• _INSTRUCTION_
The records are set out below this line. Return exactly the lines from the one containing "Convert this screenshot" through the last, and exclude the pictures.

• _EXERCISE INPUTS_
────────

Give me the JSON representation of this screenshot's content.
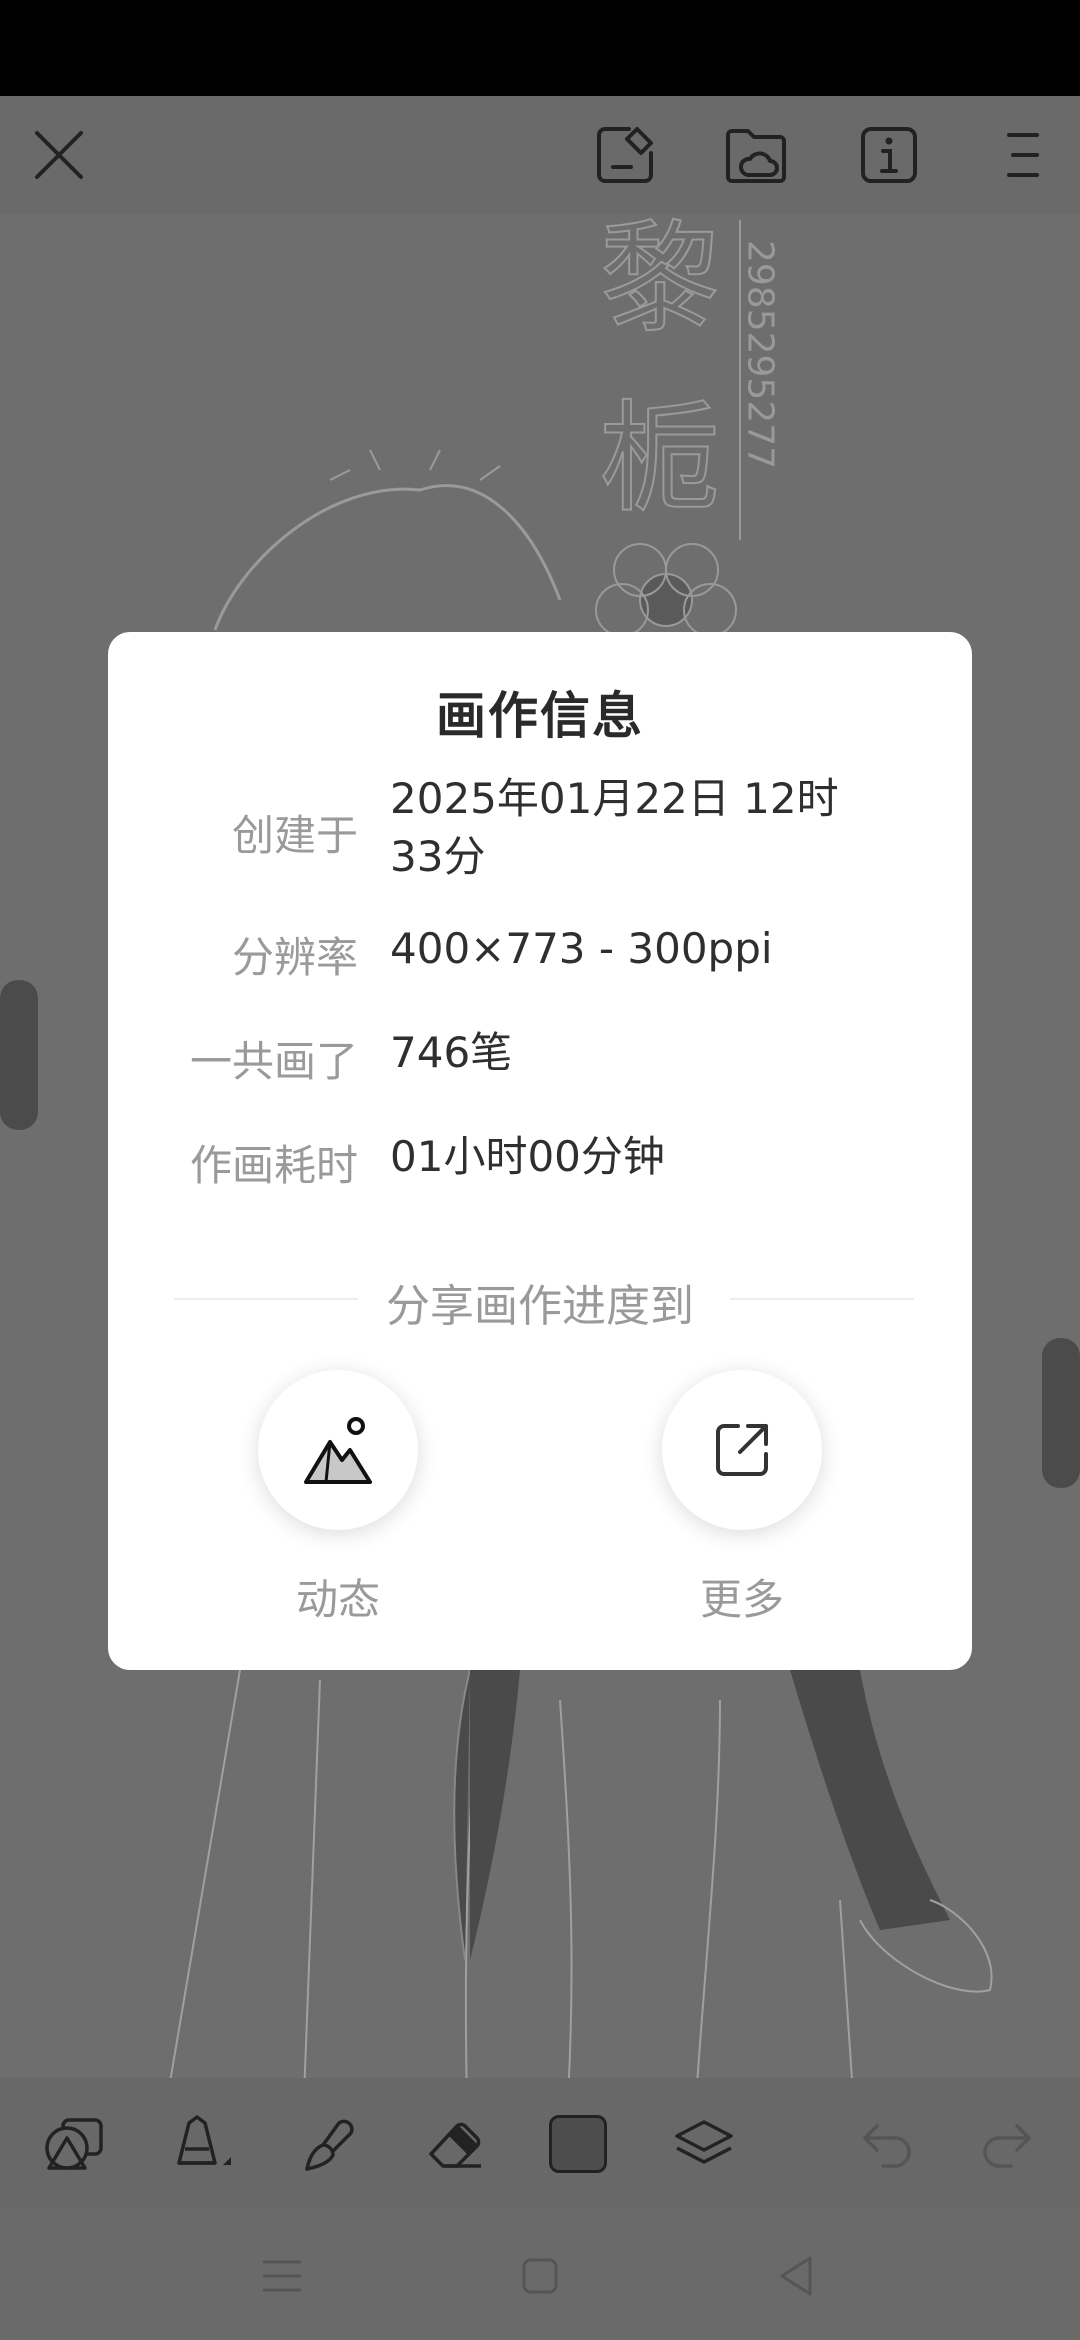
{
  "dialog": {
    "title": "画作信息",
    "rows": [
      {
        "label": "创建于",
        "value": "2025年01月22日 12时33分"
      },
      {
        "label": "分辨率",
        "value": "400×773 - 300ppi"
      },
      {
        "label": "一共画了",
        "value": "746笔"
      },
      {
        "label": "作画耗时",
        "value": "01小时00分钟"
      }
    ],
    "share_title": "分享画作进度到",
    "share_targets": [
      {
        "label": "动态",
        "icon": "mountain-photo-icon"
      },
      {
        "label": "更多",
        "icon": "external-share-icon"
      }
    ]
  },
  "canvas": {
    "handwriting_glyphs": [
      "黎",
      "栀"
    ],
    "handwriting_digits": "2985295277"
  },
  "colors": {
    "overlay": "#6c6c6c",
    "dialog_bg": "#ffffff",
    "label_gray": "#9a9a9a",
    "value_dark": "#2f2f2f",
    "status_bar": "#000000"
  }
}
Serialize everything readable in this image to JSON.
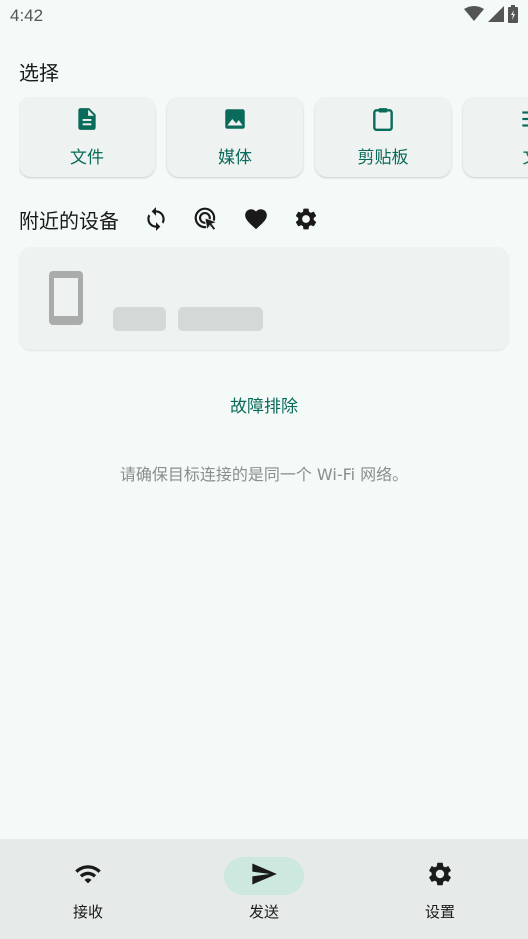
{
  "status_bar": {
    "time": "4:42"
  },
  "select_section": {
    "title": "选择",
    "cards": [
      {
        "label": "文件",
        "icon": "file-icon"
      },
      {
        "label": "媒体",
        "icon": "image-icon"
      },
      {
        "label": "剪贴板",
        "icon": "clipboard-icon"
      },
      {
        "label": "文",
        "icon": "text-icon"
      }
    ]
  },
  "nearby": {
    "title": "附近的设备",
    "icons": [
      "refresh-icon",
      "target-cursor-icon",
      "heart-icon",
      "gear-icon"
    ]
  },
  "troubleshoot_label": "故障排除",
  "hint_text": "请确保目标连接的是同一个 Wi-Fi 网络。",
  "bottom_nav": {
    "items": [
      {
        "label": "接收",
        "icon": "wifi-icon",
        "active": false
      },
      {
        "label": "发送",
        "icon": "send-icon",
        "active": true
      },
      {
        "label": "设置",
        "icon": "gear-icon",
        "active": false
      }
    ]
  },
  "colors": {
    "accent": "#0b6b5a",
    "background": "#f3faf7",
    "nav_background": "#e6ebe9",
    "active_pill": "#cce8df"
  }
}
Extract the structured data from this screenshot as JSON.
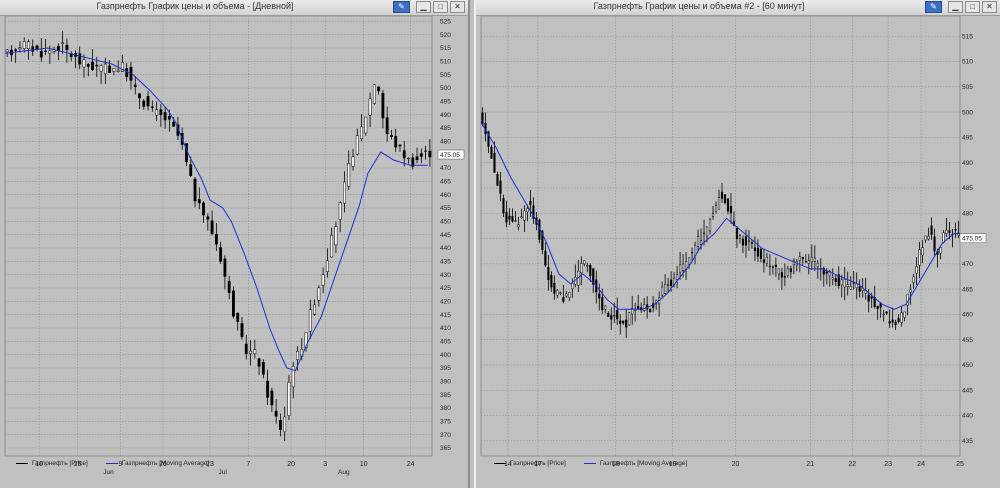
{
  "colors": {
    "price": "#000000",
    "ma": "#1e2ed0",
    "bg": "#c0c0c0"
  },
  "window1": {
    "title": "Газпрнефть График цены и объема - [Дневной]",
    "buttons": {
      "pin": "pin-icon",
      "minimize": "minimize-icon",
      "restore": "restore-icon",
      "close": "close-icon"
    },
    "legend": {
      "price": "Газпрнефть [Price]",
      "ma": "Газпрнефть [Moving Average]"
    }
  },
  "window2": {
    "title": "Газпрнефть График цены и объема #2 - [60 минут]",
    "buttons": {
      "pin": "pin-icon",
      "minimize": "minimize-icon",
      "restore": "restore-icon",
      "close": "close-icon"
    },
    "legend": {
      "price": "Газпрнефть [Price]",
      "ma": "Газпрнефть [Moving Average]"
    }
  },
  "chart_data": [
    {
      "type": "candlestick",
      "window": "window1",
      "ylim": [
        362,
        527
      ],
      "yticks": [
        365,
        370,
        375,
        380,
        385,
        390,
        395,
        400,
        405,
        410,
        415,
        420,
        425,
        430,
        435,
        440,
        445,
        450,
        455,
        460,
        465,
        470,
        475,
        480,
        485,
        490,
        495,
        500,
        505,
        510,
        515,
        520,
        525
      ],
      "last_label": "475.05",
      "last_value": 475.05,
      "n": 100,
      "x_labels": [
        {
          "i": 8,
          "text": "10"
        },
        {
          "i": 17,
          "text": "25"
        },
        {
          "i": 27,
          "text": "9"
        },
        {
          "i": 37,
          "text": "26"
        },
        {
          "i": 48,
          "text": "23"
        },
        {
          "i": 57,
          "text": "7"
        },
        {
          "i": 67,
          "text": "20"
        },
        {
          "i": 75,
          "text": "3"
        },
        {
          "i": 84,
          "text": "10"
        },
        {
          "i": 95,
          "text": "24"
        }
      ],
      "month_labels": [
        {
          "i": 23,
          "text": "Jun"
        },
        {
          "i": 50,
          "text": "Jul"
        },
        {
          "i": 78,
          "text": "Aug"
        }
      ],
      "close_path": [
        [
          0,
          512
        ],
        [
          4,
          517
        ],
        [
          9,
          513
        ],
        [
          13,
          516
        ],
        [
          18,
          509
        ],
        [
          23,
          507
        ],
        [
          28,
          508
        ],
        [
          30,
          500
        ],
        [
          34,
          492
        ],
        [
          38,
          488
        ],
        [
          41,
          481
        ],
        [
          45,
          456
        ],
        [
          47,
          452
        ],
        [
          50,
          440
        ],
        [
          53,
          419
        ],
        [
          56,
          402
        ],
        [
          59,
          400
        ],
        [
          61,
          388
        ],
        [
          63,
          378
        ],
        [
          65,
          371
        ],
        [
          67,
          396
        ],
        [
          69,
          401
        ],
        [
          72,
          418
        ],
        [
          75,
          434
        ],
        [
          78,
          452
        ],
        [
          81,
          474
        ],
        [
          84,
          487
        ],
        [
          87,
          505
        ],
        [
          89,
          484
        ],
        [
          92,
          478
        ],
        [
          95,
          472
        ],
        [
          99,
          476
        ]
      ],
      "ma_path": [
        [
          0,
          513
        ],
        [
          5,
          514
        ],
        [
          10,
          515
        ],
        [
          15,
          513
        ],
        [
          20,
          511
        ],
        [
          25,
          509
        ],
        [
          30,
          505
        ],
        [
          34,
          499
        ],
        [
          38,
          492
        ],
        [
          40,
          487
        ],
        [
          43,
          475
        ],
        [
          46,
          466
        ],
        [
          48,
          458
        ],
        [
          51,
          455
        ],
        [
          53,
          450
        ],
        [
          56,
          438
        ],
        [
          59,
          425
        ],
        [
          62,
          410
        ],
        [
          64,
          402
        ],
        [
          66,
          395
        ],
        [
          68,
          394
        ],
        [
          71,
          405
        ],
        [
          74,
          414
        ],
        [
          77,
          428
        ],
        [
          80,
          442
        ],
        [
          83,
          456
        ],
        [
          85,
          468
        ],
        [
          88,
          476
        ],
        [
          91,
          473
        ],
        [
          95,
          471
        ],
        [
          99,
          471
        ]
      ]
    },
    {
      "type": "candlestick",
      "window": "window2",
      "ylim": [
        432,
        519
      ],
      "yticks": [
        435,
        440,
        445,
        450,
        455,
        460,
        465,
        470,
        475,
        480,
        485,
        490,
        495,
        500,
        505,
        510,
        515
      ],
      "last_label": "475.05",
      "last_value": 475.05,
      "n": 160,
      "x_labels": [
        {
          "i": 9,
          "text": "14"
        },
        {
          "i": 19,
          "text": "17"
        },
        {
          "i": 45,
          "text": "18"
        },
        {
          "i": 64,
          "text": "19"
        },
        {
          "i": 85,
          "text": "20"
        },
        {
          "i": 110,
          "text": "21"
        },
        {
          "i": 124,
          "text": "22"
        },
        {
          "i": 136,
          "text": "23"
        },
        {
          "i": 147,
          "text": "24"
        },
        {
          "i": 160,
          "text": "25"
        }
      ],
      "month_labels": [],
      "close_path": [
        [
          0,
          499
        ],
        [
          4,
          490
        ],
        [
          8,
          479
        ],
        [
          12,
          478
        ],
        [
          16,
          482
        ],
        [
          19,
          477
        ],
        [
          22,
          468
        ],
        [
          24,
          465
        ],
        [
          27,
          463
        ],
        [
          31,
          466
        ],
        [
          35,
          471
        ],
        [
          38,
          465
        ],
        [
          42,
          460
        ],
        [
          45,
          460
        ],
        [
          48,
          458
        ],
        [
          52,
          462
        ],
        [
          56,
          461
        ],
        [
          60,
          464
        ],
        [
          64,
          467
        ],
        [
          68,
          470
        ],
        [
          72,
          474
        ],
        [
          76,
          478
        ],
        [
          80,
          484
        ],
        [
          83,
          480
        ],
        [
          86,
          475
        ],
        [
          90,
          474
        ],
        [
          94,
          471
        ],
        [
          98,
          469
        ],
        [
          102,
          468
        ],
        [
          106,
          471
        ],
        [
          110,
          471
        ],
        [
          114,
          469
        ],
        [
          118,
          467
        ],
        [
          122,
          466
        ],
        [
          126,
          465
        ],
        [
          130,
          463
        ],
        [
          134,
          460
        ],
        [
          138,
          458
        ],
        [
          141,
          460
        ],
        [
          144,
          467
        ],
        [
          148,
          475
        ],
        [
          150,
          477
        ],
        [
          152,
          472
        ],
        [
          155,
          476
        ],
        [
          158,
          476
        ],
        [
          160,
          476
        ]
      ],
      "ma_path": [
        [
          0,
          498
        ],
        [
          5,
          493
        ],
        [
          10,
          487
        ],
        [
          14,
          483
        ],
        [
          18,
          479
        ],
        [
          22,
          474
        ],
        [
          26,
          468
        ],
        [
          30,
          466
        ],
        [
          34,
          468
        ],
        [
          38,
          466
        ],
        [
          42,
          463
        ],
        [
          46,
          461
        ],
        [
          50,
          461
        ],
        [
          54,
          461
        ],
        [
          58,
          462
        ],
        [
          62,
          464
        ],
        [
          66,
          467
        ],
        [
          70,
          470
        ],
        [
          74,
          474
        ],
        [
          78,
          476
        ],
        [
          82,
          479
        ],
        [
          86,
          477
        ],
        [
          90,
          475
        ],
        [
          94,
          473
        ],
        [
          98,
          472
        ],
        [
          102,
          471
        ],
        [
          106,
          470
        ],
        [
          110,
          469
        ],
        [
          114,
          469
        ],
        [
          118,
          468
        ],
        [
          122,
          467
        ],
        [
          126,
          466
        ],
        [
          130,
          464
        ],
        [
          134,
          462
        ],
        [
          138,
          461
        ],
        [
          142,
          462
        ],
        [
          146,
          466
        ],
        [
          150,
          470
        ],
        [
          154,
          474
        ],
        [
          158,
          476
        ],
        [
          160,
          476
        ]
      ]
    }
  ]
}
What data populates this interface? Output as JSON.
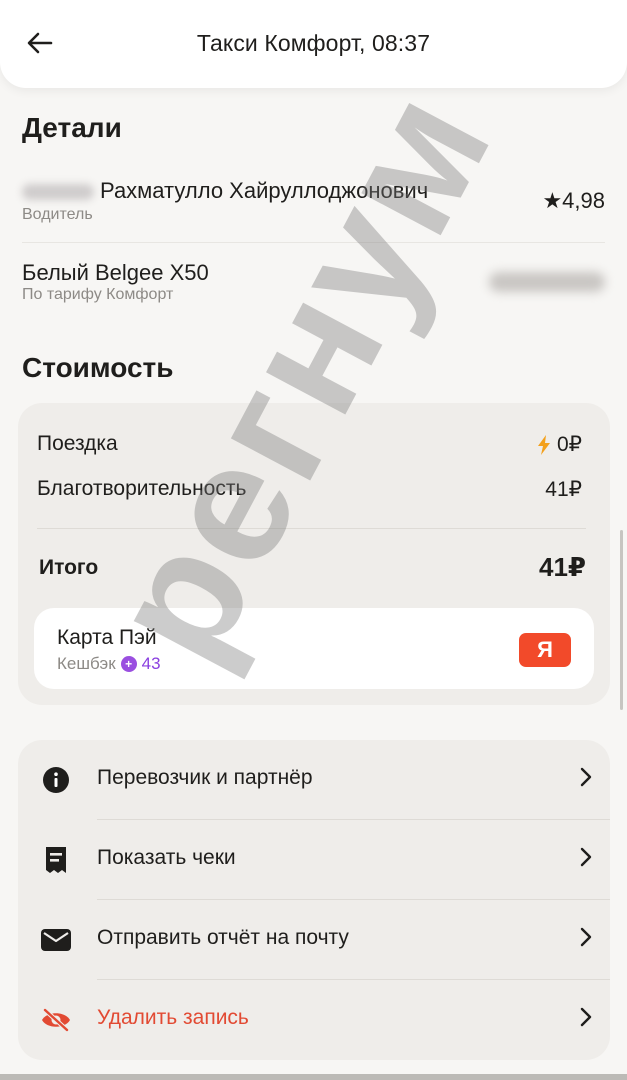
{
  "header": {
    "title": "Такси Комфорт, 08:37",
    "back_icon": "arrow-left-icon"
  },
  "details": {
    "title": "Детали",
    "driver": {
      "name": "Рахматулло Хайруллоджонович",
      "role": "Водитель",
      "rating": "4,98",
      "rating_icon": "star-icon"
    },
    "car": {
      "model": "Белый Belgee X50",
      "tariff": "По тарифу Комфорт"
    }
  },
  "cost": {
    "title": "Стоимость",
    "trip_label": "Поездка",
    "trip_value": "0₽",
    "trip_icon": "lightning-icon",
    "charity_label": "Благотворительность",
    "charity_value": "41₽",
    "total_label": "Итого",
    "total_value": "41₽",
    "payment": {
      "name": "Карта Пэй",
      "cashback_label": "Кешбэк",
      "cashback_value": "43",
      "badge": "Я",
      "badge_color": "#f24a2a",
      "cashback_color": "#8a3fe0"
    }
  },
  "menu": {
    "items": [
      {
        "label": "Перевозчик и партнёр",
        "icon": "info-icon"
      },
      {
        "label": "Показать чеки",
        "icon": "receipt-icon"
      },
      {
        "label": "Отправить отчёт на почту",
        "icon": "mail-icon"
      },
      {
        "label": "Удалить запись",
        "icon": "eye-off-icon",
        "color": "#e24a33"
      }
    ]
  },
  "watermark": "регнум"
}
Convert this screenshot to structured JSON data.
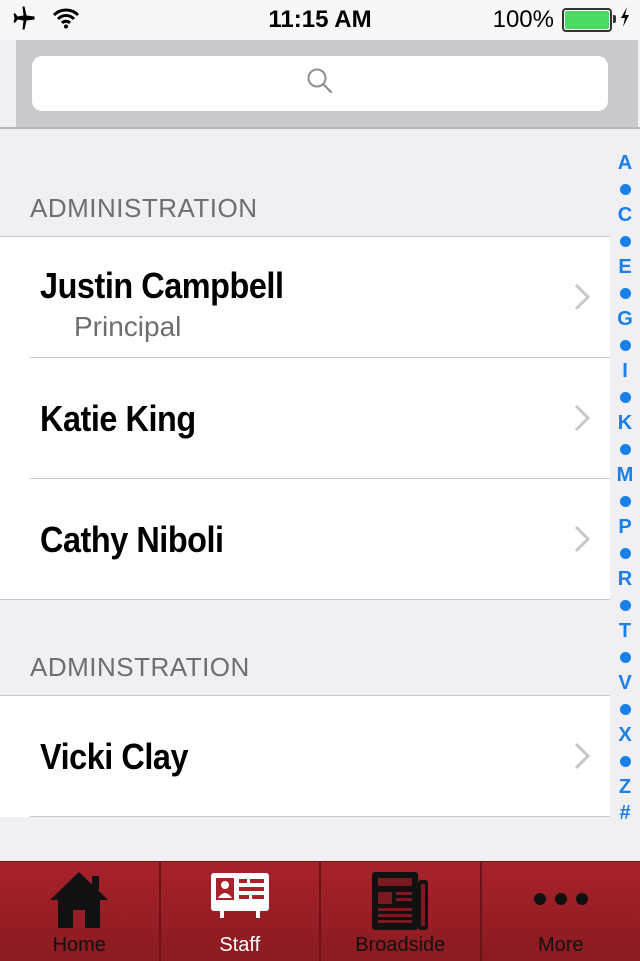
{
  "status_bar": {
    "time": "11:15 AM",
    "battery_text": "100%",
    "battery_color": "#4cd964"
  },
  "search": {
    "icon": "search-icon",
    "placeholder": ""
  },
  "sections": [
    {
      "header": "ADMINISTRATION",
      "rows": [
        {
          "name": "Justin Campbell",
          "title": "Principal"
        },
        {
          "name": "Katie King"
        },
        {
          "name": "Cathy Niboli"
        }
      ]
    },
    {
      "header": "ADMINSTRATION",
      "rows": [
        {
          "name": "Vicki Clay"
        }
      ]
    }
  ],
  "index": [
    "A",
    "C",
    "E",
    "G",
    "I",
    "K",
    "M",
    "P",
    "R",
    "T",
    "V",
    "X",
    "Z",
    "#"
  ],
  "index_color": "#1a7fe8",
  "tab_bar": {
    "color": "#a8222a",
    "tabs": [
      {
        "label": "Home",
        "icon": "home-icon"
      },
      {
        "label": "Staff",
        "icon": "staff-id-icon",
        "active": true
      },
      {
        "label": "Broadside",
        "icon": "newspaper-icon"
      },
      {
        "label": "More",
        "icon": "more-icon"
      }
    ]
  }
}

────────

• _WRITTEN RESPONSE_
Convert this screenshot to structured JSON data.
{
  "status_bar": {
    "time": "11:15 AM",
    "battery_text": "100%",
    "battery_color": "#4cd964"
  },
  "search": {
    "icon": "search-icon",
    "placeholder": ""
  },
  "sections": [
    {
      "header": "ADMINISTRATION",
      "rows": [
        {
          "name": "Justin Campbell",
          "title": "Principal"
        },
        {
          "name": "Katie King"
        },
        {
          "name": "Cathy Niboli"
        }
      ]
    },
    {
      "header": "ADMINSTRATION",
      "rows": [
        {
          "name": "Vicki Clay"
        }
      ]
    }
  ],
  "index": [
    "A",
    "C",
    "E",
    "G",
    "I",
    "K",
    "M",
    "P",
    "R",
    "T",
    "V",
    "X",
    "Z",
    "#"
  ],
  "index_color": "#1a7fe8",
  "tab_bar": {
    "color": "#a8222a",
    "tabs": [
      {
        "label": "Home",
        "icon": "home-icon"
      },
      {
        "label": "Staff",
        "icon": "staff-id-icon",
        "active": true
      },
      {
        "label": "Broadside",
        "icon": "newspaper-icon"
      },
      {
        "label": "More",
        "icon": "more-icon"
      }
    ]
  }
}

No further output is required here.